→ The problem
The records underneath are to be repeated exactly, with the pictures left out.

---+---

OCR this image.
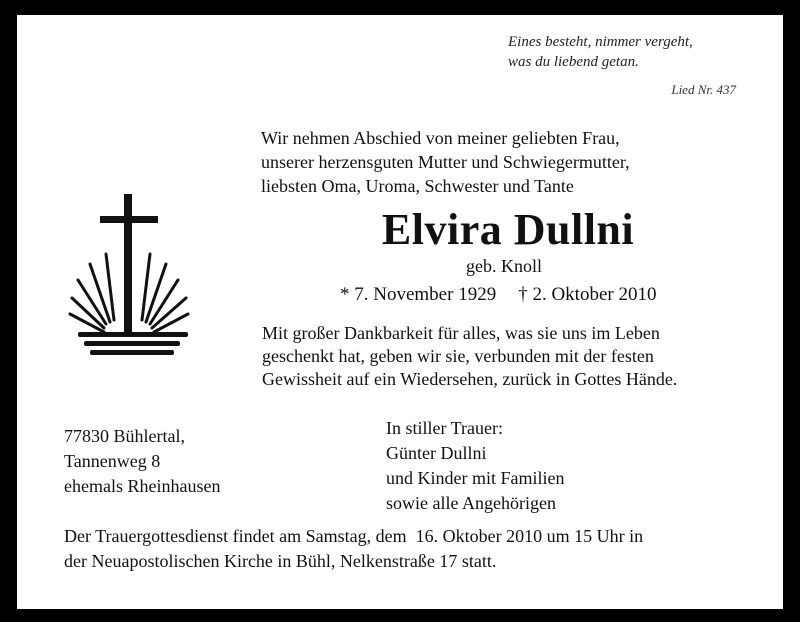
Eines besteht, nimmer vergeht,
was du liebend getan.
Lied Nr. 437
Wir nehmen Abschied von meiner geliebten Frau,
unserer herzensguten Mutter und Schwiegermutter,
liebsten Oma, Uroma, Schwester und Tante
Elvira Dullni
geb. Knoll
* 7. November 1929 † 2. Oktober 2010
Mit großer Dankbarkeit für alles, was sie uns im Leben
geschenkt hat, geben wir sie, verbunden mit der festen
Gewissheit auf ein Wiedersehen, zurück in Gottes Hände.
77830 Bühlertal,
Tannenweg 8
ehemals Rheinhausen
In stiller Trauer:
Günter Dullni
und Kinder mit Familien
sowie alle Angehörigen
Der Trauergottesdienst findet am Samstag, dem  16. Oktober 2010 um 15 Uhr in
der Neuapostolischen Kirche in Bühl, Nelkenstraße 17 statt.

---+---

→ Solution
OCR this image.
Eines besteht, nimmer vergeht,
was du liebend getan.
Lied Nr. 437
Wir nehmen Abschied von meiner geliebten Frau,
unserer herzensguten Mutter und Schwiegermutter,
liebsten Oma, Uroma, Schwester und Tante
Elvira Dullni
geb. Knoll
* 7. November 1929 † 2. Oktober 2010
Mit großer Dankbarkeit für alles, was sie uns im Leben
geschenkt hat, geben wir sie, verbunden mit der festen
Gewissheit auf ein Wiedersehen, zurück in Gottes Hände.
77830 Bühlertal,
Tannenweg 8
ehemals Rheinhausen
In stiller Trauer:
Günter Dullni
und Kinder mit Familien
sowie alle Angehörigen
Der Trauergottesdienst findet am Samstag, dem  16. Oktober 2010 um 15 Uhr in
der Neuapostolischen Kirche in Bühl, Nelkenstraße 17 statt.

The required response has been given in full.